-- start of Available data --

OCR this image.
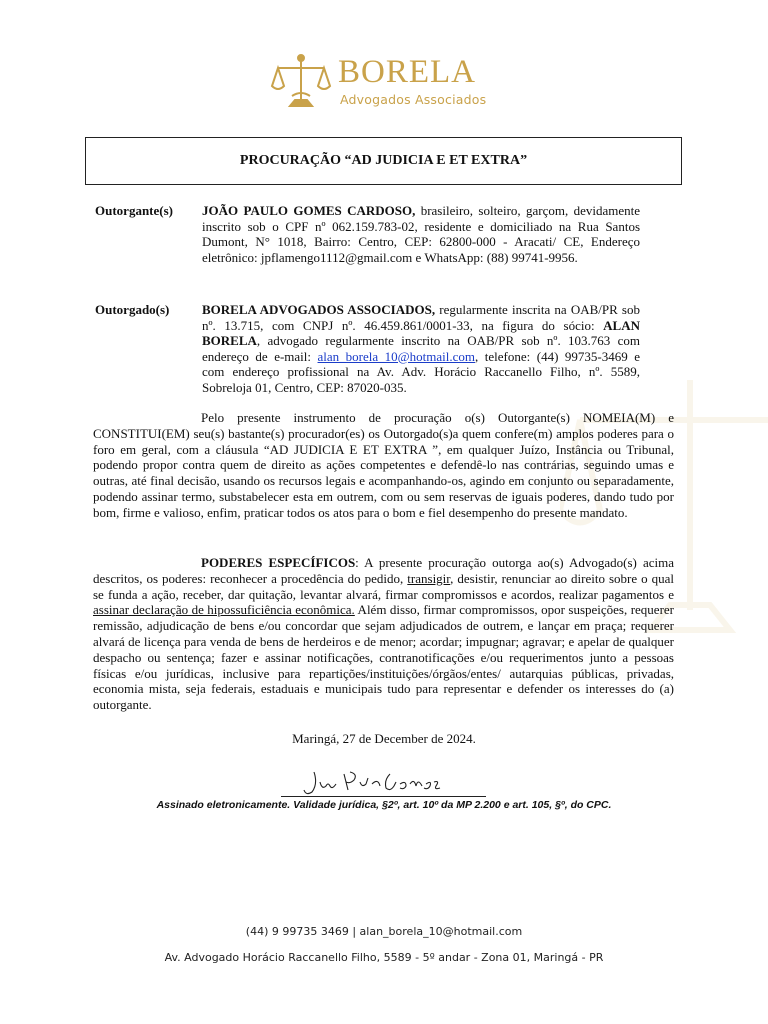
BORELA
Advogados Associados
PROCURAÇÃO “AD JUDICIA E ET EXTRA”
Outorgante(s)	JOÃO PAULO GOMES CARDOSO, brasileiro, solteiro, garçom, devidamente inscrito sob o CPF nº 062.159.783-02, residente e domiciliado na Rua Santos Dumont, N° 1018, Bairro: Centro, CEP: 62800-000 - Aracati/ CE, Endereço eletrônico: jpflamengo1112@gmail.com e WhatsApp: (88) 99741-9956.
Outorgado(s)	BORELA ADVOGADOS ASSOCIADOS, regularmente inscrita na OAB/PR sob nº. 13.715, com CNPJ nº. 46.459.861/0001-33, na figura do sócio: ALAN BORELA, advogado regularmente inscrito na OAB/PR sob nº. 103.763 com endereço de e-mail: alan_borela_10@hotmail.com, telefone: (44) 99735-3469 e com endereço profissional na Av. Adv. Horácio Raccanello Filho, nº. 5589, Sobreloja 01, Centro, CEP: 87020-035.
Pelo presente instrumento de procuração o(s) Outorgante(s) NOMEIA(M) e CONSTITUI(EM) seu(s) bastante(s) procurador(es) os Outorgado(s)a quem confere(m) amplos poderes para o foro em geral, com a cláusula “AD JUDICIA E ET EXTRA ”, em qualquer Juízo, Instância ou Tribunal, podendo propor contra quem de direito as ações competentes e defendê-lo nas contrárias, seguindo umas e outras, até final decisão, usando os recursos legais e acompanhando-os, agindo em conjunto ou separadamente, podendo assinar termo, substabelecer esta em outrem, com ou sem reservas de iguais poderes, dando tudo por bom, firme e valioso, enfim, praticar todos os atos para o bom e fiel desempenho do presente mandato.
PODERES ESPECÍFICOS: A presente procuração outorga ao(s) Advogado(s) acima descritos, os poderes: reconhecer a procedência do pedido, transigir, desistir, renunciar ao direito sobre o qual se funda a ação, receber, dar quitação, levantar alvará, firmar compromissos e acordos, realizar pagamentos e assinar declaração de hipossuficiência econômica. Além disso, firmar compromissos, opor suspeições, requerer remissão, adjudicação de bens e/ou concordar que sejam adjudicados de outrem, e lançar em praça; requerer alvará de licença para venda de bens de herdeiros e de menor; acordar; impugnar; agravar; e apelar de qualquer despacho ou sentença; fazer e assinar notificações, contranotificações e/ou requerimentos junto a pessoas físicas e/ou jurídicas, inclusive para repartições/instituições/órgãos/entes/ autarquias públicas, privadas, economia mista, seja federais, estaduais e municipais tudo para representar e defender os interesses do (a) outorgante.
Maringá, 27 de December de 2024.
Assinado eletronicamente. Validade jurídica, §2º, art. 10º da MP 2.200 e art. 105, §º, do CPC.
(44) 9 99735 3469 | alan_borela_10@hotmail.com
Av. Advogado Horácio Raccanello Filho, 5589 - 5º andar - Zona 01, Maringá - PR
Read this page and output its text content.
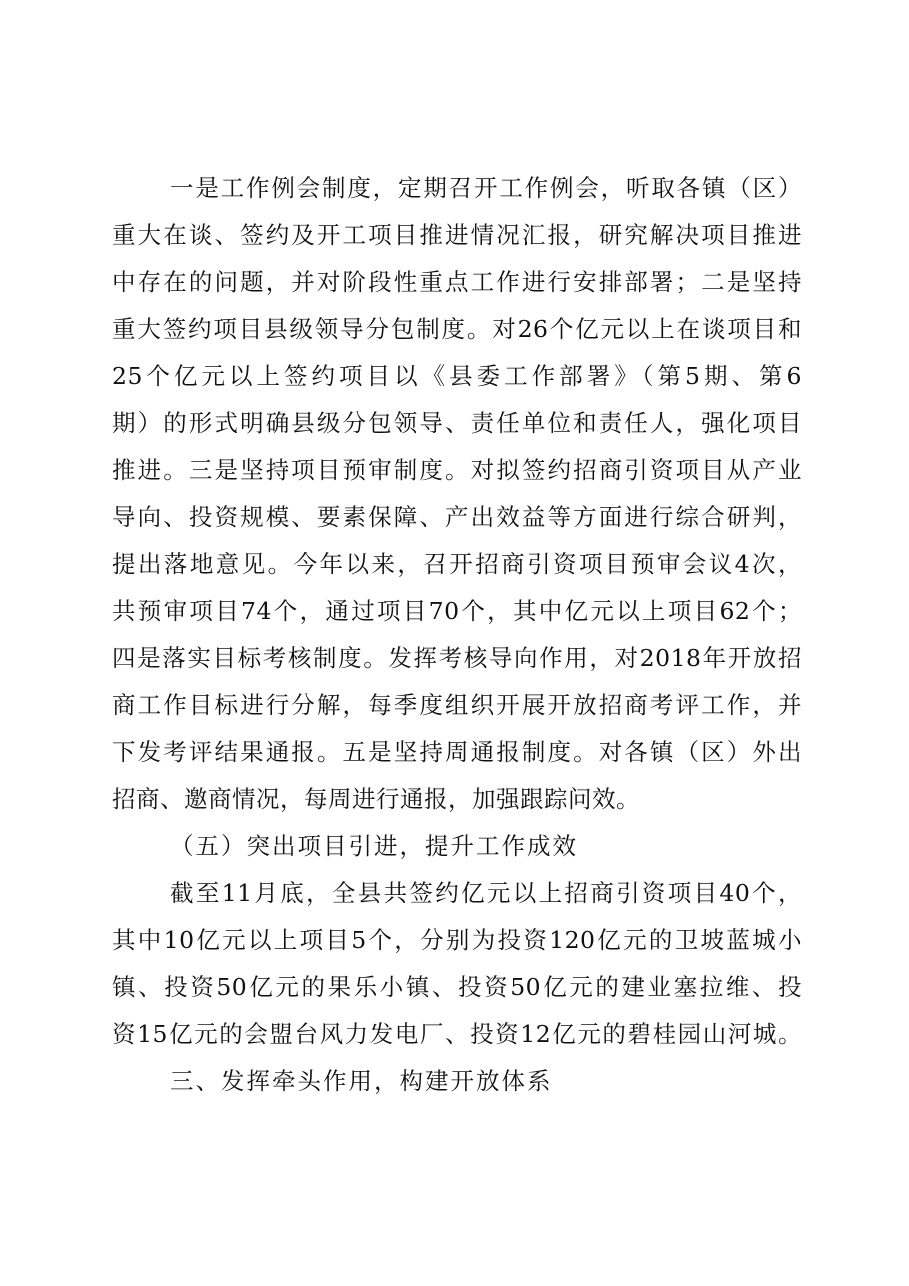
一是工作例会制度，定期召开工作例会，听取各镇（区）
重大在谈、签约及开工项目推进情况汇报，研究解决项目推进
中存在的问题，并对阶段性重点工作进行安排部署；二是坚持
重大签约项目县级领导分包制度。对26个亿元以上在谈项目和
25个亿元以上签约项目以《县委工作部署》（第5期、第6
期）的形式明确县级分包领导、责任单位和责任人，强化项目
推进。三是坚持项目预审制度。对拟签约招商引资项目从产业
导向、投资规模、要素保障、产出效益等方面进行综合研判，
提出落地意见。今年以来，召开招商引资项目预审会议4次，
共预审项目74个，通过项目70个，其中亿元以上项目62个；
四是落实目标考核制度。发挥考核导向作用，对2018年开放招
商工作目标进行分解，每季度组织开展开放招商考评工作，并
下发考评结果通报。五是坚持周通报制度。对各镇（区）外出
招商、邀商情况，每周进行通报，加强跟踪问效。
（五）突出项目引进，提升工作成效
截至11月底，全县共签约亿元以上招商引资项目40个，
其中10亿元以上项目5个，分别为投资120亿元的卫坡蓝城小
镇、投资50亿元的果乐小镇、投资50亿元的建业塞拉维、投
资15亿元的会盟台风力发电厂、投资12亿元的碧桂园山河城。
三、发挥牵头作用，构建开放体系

-- end of Available data --

Tally the lines containing "Maringá". Provide the number without any other words.

Answer to the task » 2